REQUIRED TASK: Determine how many lines of the entries contain "городских". Reply with that number alone.

LISTING:
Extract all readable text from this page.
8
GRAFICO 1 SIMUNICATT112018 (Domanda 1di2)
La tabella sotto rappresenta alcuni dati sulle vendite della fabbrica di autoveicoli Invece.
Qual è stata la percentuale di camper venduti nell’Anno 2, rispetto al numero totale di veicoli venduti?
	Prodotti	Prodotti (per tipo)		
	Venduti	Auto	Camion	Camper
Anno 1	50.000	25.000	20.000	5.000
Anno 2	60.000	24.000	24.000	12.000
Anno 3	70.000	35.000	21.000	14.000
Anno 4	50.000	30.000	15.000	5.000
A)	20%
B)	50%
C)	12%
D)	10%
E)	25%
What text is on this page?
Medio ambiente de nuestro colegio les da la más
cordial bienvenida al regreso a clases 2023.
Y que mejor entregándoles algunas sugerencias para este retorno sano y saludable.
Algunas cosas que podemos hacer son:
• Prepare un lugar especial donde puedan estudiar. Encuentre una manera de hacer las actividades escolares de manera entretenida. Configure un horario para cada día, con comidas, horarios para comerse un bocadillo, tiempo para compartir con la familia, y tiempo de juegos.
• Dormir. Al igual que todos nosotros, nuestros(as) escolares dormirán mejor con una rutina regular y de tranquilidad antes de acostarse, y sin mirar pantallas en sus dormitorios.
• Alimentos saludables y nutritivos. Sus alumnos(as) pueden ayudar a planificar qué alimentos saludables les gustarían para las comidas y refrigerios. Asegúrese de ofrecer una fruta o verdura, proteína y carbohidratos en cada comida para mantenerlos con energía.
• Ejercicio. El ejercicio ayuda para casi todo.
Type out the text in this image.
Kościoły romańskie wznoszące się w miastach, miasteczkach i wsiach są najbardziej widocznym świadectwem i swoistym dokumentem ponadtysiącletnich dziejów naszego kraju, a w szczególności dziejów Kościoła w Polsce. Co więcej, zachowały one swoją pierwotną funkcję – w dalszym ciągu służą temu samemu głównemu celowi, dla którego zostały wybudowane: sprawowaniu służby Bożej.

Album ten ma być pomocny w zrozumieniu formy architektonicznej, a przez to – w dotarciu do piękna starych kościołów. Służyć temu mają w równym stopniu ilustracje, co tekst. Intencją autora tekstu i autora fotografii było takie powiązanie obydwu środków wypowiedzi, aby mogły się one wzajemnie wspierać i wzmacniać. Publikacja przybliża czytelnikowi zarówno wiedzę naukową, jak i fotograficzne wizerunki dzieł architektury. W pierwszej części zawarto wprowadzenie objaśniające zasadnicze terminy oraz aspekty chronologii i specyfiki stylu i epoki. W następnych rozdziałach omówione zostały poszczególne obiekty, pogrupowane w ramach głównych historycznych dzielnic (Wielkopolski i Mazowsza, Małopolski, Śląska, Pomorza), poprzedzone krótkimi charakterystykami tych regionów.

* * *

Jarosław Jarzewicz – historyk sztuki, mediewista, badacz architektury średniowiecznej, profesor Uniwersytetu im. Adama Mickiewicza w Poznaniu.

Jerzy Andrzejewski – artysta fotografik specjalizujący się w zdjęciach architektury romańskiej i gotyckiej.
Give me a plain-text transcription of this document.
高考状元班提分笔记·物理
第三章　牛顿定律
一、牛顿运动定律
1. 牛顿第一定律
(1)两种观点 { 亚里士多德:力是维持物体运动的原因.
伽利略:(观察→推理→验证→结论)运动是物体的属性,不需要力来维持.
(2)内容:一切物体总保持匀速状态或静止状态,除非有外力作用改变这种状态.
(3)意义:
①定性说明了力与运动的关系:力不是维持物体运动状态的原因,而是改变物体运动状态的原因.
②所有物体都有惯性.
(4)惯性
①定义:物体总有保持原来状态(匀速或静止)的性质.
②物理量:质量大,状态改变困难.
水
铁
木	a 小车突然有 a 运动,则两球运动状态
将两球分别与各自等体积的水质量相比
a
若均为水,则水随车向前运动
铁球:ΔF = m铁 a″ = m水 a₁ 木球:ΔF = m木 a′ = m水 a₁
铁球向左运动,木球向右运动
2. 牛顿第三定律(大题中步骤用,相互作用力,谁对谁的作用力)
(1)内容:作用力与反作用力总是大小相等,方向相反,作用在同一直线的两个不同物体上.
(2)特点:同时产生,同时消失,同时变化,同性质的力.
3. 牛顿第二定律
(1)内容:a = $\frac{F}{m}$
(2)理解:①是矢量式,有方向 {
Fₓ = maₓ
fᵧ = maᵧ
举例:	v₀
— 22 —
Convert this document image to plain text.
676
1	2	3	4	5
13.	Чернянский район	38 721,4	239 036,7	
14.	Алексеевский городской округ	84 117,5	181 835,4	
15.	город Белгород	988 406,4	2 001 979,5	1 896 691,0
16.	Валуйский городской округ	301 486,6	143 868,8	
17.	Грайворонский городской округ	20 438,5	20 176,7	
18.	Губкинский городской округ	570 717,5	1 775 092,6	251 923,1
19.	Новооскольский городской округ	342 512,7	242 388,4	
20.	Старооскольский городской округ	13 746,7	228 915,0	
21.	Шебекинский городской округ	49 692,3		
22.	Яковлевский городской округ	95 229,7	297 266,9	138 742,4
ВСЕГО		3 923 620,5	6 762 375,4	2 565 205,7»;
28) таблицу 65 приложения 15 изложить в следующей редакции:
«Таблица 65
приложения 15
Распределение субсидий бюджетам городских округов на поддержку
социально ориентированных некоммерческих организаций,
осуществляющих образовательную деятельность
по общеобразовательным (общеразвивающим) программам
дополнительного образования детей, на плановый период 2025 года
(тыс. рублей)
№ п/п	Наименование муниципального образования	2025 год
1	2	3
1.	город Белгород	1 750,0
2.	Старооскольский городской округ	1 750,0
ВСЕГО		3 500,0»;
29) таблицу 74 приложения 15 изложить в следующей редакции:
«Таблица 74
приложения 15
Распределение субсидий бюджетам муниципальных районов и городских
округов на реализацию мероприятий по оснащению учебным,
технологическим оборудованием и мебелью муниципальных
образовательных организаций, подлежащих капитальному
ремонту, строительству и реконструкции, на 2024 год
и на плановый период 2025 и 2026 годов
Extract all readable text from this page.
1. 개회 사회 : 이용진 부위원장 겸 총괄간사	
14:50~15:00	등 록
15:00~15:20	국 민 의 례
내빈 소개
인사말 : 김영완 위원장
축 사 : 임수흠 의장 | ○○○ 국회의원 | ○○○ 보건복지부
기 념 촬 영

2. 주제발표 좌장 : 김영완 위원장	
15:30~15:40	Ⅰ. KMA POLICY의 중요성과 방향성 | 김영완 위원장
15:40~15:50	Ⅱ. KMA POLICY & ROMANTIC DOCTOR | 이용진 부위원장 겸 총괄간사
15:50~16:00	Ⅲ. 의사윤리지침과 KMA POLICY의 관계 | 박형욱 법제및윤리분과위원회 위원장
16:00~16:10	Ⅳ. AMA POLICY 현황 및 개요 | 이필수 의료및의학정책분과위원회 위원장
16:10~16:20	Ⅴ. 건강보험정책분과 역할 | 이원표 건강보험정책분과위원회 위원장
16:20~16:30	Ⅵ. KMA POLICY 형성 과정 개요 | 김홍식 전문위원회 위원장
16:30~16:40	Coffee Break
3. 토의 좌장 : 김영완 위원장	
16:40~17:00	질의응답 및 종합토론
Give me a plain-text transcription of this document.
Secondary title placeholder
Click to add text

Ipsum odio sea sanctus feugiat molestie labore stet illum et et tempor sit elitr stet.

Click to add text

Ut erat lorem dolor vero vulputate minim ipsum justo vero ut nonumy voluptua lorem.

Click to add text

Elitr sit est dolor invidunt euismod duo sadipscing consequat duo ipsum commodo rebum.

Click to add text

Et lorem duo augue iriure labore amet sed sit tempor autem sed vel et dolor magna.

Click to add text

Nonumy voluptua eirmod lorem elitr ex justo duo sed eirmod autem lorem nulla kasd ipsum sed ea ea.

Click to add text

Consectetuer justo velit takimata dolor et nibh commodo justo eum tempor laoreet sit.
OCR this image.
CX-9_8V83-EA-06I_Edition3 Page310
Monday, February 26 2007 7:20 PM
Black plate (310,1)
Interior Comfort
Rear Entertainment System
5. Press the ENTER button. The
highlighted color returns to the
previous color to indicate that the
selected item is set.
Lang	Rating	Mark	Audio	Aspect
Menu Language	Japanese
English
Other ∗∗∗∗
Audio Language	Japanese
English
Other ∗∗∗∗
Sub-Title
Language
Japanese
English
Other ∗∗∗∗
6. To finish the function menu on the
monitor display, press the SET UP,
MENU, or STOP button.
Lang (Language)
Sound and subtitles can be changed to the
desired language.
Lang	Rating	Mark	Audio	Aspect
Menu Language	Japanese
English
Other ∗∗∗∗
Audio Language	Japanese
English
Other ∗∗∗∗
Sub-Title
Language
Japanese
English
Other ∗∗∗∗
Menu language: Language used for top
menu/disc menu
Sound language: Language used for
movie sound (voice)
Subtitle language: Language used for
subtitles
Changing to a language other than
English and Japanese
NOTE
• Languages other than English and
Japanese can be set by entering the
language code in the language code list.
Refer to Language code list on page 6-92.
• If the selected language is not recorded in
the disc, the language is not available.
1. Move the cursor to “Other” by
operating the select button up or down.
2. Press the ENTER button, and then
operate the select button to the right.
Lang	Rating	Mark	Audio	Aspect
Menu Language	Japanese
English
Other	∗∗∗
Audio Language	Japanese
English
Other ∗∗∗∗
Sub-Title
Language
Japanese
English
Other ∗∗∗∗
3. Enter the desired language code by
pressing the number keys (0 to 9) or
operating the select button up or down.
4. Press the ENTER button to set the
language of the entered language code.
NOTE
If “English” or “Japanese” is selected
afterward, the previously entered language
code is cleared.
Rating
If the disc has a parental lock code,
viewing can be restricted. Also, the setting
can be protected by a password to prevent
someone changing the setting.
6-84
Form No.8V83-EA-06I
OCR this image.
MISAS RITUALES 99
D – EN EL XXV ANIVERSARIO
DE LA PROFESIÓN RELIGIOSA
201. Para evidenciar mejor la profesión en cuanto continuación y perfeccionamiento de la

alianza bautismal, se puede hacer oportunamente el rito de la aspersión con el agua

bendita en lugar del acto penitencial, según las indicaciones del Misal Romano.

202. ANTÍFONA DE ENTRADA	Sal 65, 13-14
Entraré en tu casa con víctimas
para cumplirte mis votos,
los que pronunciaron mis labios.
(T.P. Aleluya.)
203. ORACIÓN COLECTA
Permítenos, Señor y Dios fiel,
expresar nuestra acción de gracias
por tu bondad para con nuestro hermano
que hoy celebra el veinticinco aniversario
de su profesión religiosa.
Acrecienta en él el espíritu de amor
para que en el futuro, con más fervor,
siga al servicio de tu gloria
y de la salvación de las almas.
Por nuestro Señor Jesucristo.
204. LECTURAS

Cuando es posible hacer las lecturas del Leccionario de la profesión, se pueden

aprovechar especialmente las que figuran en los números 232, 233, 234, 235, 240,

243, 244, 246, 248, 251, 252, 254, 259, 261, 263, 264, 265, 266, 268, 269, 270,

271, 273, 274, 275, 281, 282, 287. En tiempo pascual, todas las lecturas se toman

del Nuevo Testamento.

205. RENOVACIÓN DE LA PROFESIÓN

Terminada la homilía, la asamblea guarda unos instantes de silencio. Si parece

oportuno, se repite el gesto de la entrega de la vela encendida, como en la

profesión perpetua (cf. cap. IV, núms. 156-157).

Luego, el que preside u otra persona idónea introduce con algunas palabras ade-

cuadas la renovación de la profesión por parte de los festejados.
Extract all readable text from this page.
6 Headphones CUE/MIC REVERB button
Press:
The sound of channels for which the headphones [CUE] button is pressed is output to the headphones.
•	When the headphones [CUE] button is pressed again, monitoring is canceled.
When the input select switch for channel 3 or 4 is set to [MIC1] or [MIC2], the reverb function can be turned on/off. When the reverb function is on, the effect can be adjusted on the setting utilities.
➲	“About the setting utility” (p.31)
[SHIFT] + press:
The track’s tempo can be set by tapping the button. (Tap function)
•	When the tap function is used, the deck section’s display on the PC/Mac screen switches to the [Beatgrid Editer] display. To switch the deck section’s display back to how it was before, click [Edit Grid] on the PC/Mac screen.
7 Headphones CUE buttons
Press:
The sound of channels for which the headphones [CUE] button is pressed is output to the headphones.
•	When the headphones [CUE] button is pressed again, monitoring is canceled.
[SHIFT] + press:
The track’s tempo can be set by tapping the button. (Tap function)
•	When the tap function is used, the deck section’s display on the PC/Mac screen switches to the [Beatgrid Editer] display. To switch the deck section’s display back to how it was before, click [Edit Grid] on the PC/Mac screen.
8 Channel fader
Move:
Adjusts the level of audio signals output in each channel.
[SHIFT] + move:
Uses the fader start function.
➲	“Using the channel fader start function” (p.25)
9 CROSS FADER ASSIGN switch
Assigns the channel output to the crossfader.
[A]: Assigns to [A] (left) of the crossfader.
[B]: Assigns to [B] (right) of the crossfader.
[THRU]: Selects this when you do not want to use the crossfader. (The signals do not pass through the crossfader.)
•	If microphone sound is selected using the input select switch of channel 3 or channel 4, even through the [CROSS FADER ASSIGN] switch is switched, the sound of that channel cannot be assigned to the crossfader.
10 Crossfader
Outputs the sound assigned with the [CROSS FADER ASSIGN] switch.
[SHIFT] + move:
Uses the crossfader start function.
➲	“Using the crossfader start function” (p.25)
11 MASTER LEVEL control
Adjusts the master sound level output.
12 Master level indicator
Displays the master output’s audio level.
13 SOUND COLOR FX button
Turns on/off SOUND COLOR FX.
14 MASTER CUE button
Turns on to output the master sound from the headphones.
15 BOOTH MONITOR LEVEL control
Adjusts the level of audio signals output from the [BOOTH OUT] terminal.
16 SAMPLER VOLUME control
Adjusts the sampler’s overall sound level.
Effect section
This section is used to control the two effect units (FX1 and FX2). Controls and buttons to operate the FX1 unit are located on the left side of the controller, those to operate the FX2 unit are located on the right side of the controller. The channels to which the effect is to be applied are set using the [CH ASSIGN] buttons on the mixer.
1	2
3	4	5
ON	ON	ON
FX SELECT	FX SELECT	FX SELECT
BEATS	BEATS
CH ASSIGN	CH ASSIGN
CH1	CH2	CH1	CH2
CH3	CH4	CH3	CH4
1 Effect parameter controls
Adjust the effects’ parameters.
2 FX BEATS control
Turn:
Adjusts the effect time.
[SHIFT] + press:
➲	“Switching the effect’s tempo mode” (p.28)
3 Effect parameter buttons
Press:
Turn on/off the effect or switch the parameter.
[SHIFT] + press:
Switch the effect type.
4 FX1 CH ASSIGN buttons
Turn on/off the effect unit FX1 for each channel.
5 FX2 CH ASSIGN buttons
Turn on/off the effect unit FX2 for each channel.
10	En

THE OUTPUT: 2